Records that describe figures:
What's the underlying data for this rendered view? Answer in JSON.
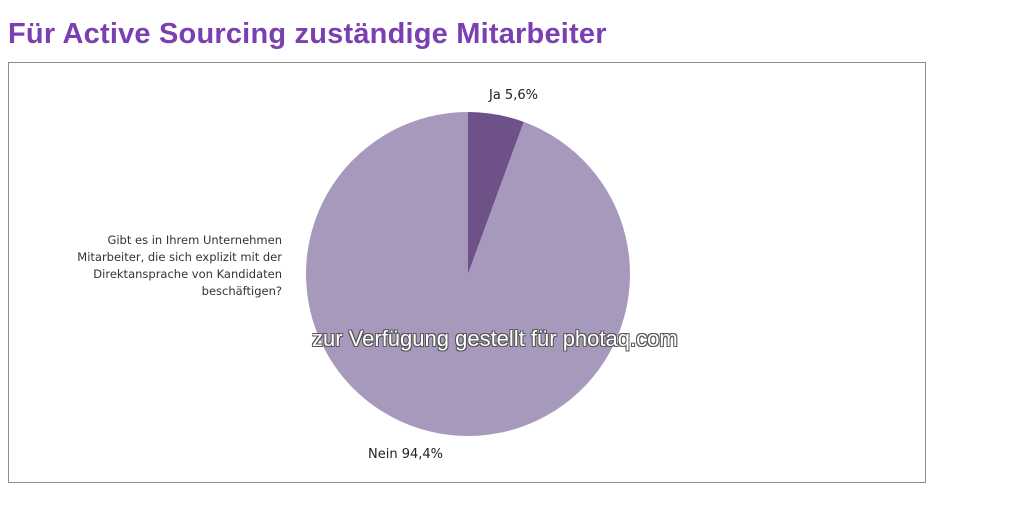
{
  "page": {
    "title": "Für Active Sourcing zuständige Mitarbeiter",
    "watermark": "zur Verfügung gestellt für photaq.com"
  },
  "chart_data": {
    "type": "pie",
    "question": "Gibt es in Ihrem Unternehmen Mitarbeiter, die sich explizit mit der Direktansprache von Kandidaten beschäftigen?",
    "slices": [
      {
        "label": "Ja 5,6%",
        "value": 5.6,
        "color": "#6f5189"
      },
      {
        "label": "Nein 94,4%",
        "value": 94.4,
        "color": "#a799bb"
      }
    ]
  },
  "colors": {
    "title": "#7a3fb0",
    "frame_border": "#8c8c8c"
  }
}
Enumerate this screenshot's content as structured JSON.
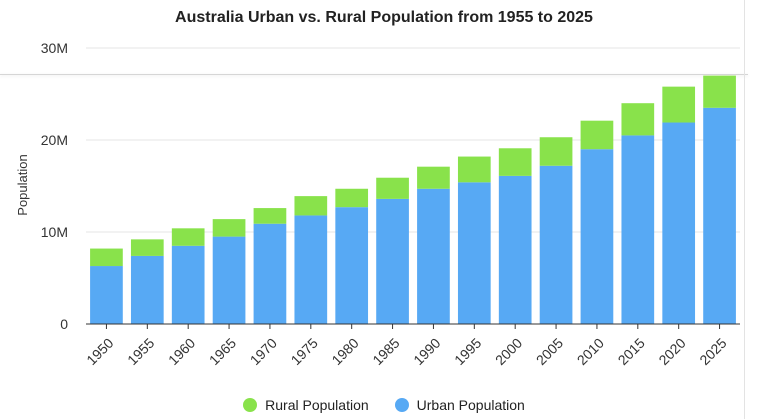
{
  "chart_data": {
    "type": "bar",
    "stacked": true,
    "title": "Australia Urban vs. Rural Population from 1955 to 2025",
    "xlabel": "",
    "ylabel": "Population",
    "ylim": [
      0,
      30000000
    ],
    "yticks": [
      {
        "value": 0,
        "label": "0"
      },
      {
        "value": 10000000,
        "label": "10M"
      },
      {
        "value": 20000000,
        "label": "20M"
      },
      {
        "value": 30000000,
        "label": "30M"
      }
    ],
    "grid": true,
    "legend_position": "bottom",
    "categories": [
      "1950",
      "1955",
      "1960",
      "1965",
      "1970",
      "1975",
      "1980",
      "1985",
      "1990",
      "1995",
      "2000",
      "2005",
      "2010",
      "2015",
      "2020",
      "2025"
    ],
    "series": [
      {
        "name": "Urban Population",
        "color": "#57a9f4",
        "values": [
          6300000,
          7400000,
          8500000,
          9500000,
          10900000,
          11800000,
          12700000,
          13600000,
          14700000,
          15400000,
          16100000,
          17200000,
          19000000,
          20500000,
          21900000,
          23500000
        ]
      },
      {
        "name": "Rural Population",
        "color": "#89e24b",
        "values": [
          1900000,
          1800000,
          1900000,
          1900000,
          1700000,
          2100000,
          2000000,
          2300000,
          2400000,
          2800000,
          3000000,
          3100000,
          3100000,
          3500000,
          3900000,
          3500000
        ]
      }
    ],
    "legend_order": [
      "Rural Population",
      "Urban Population"
    ]
  }
}
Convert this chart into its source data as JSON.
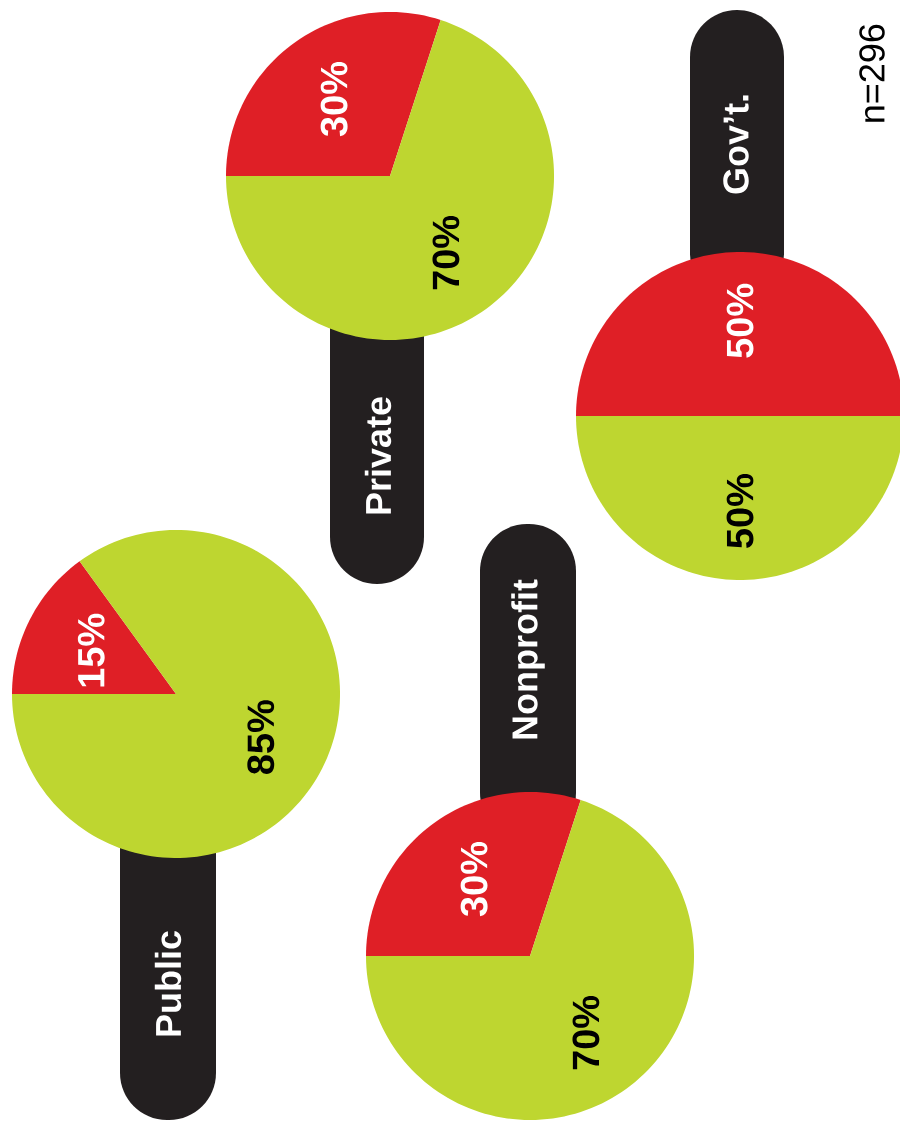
{
  "chart_data": [
    {
      "type": "pie",
      "title": "Public",
      "categories": [
        null,
        null
      ],
      "values": [
        15,
        85
      ],
      "colors": [
        "#df1f26",
        "#bed630"
      ],
      "value_labels": [
        "15%",
        "85%"
      ]
    },
    {
      "type": "pie",
      "title": "Private",
      "categories": [
        null,
        null
      ],
      "values": [
        30,
        70
      ],
      "colors": [
        "#df1f26",
        "#bed630"
      ],
      "value_labels": [
        "30%",
        "70%"
      ]
    },
    {
      "type": "pie",
      "title": "Nonprofit",
      "categories": [
        null,
        null
      ],
      "values": [
        30,
        70
      ],
      "colors": [
        "#df1f26",
        "#bed630"
      ],
      "value_labels": [
        "30%",
        "70%"
      ]
    },
    {
      "type": "pie",
      "title": "Gov’t.",
      "categories": [
        null,
        null
      ],
      "values": [
        50,
        50
      ],
      "colors": [
        "#df1f26",
        "#bed630"
      ],
      "value_labels": [
        "50%",
        "50%"
      ],
      "annotations": [
        "n=296"
      ]
    }
  ]
}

WHAT THE EXERCISE ASKS:
Only lines that contain the word "this" are wanted; copy each of them.

ANSWER TO THE TASK:
What's the underlying data for this rendered view? Answer in JSON.
Enumerate this screenshot's content as structured JSON.
Convert this chart into its source data as JSON.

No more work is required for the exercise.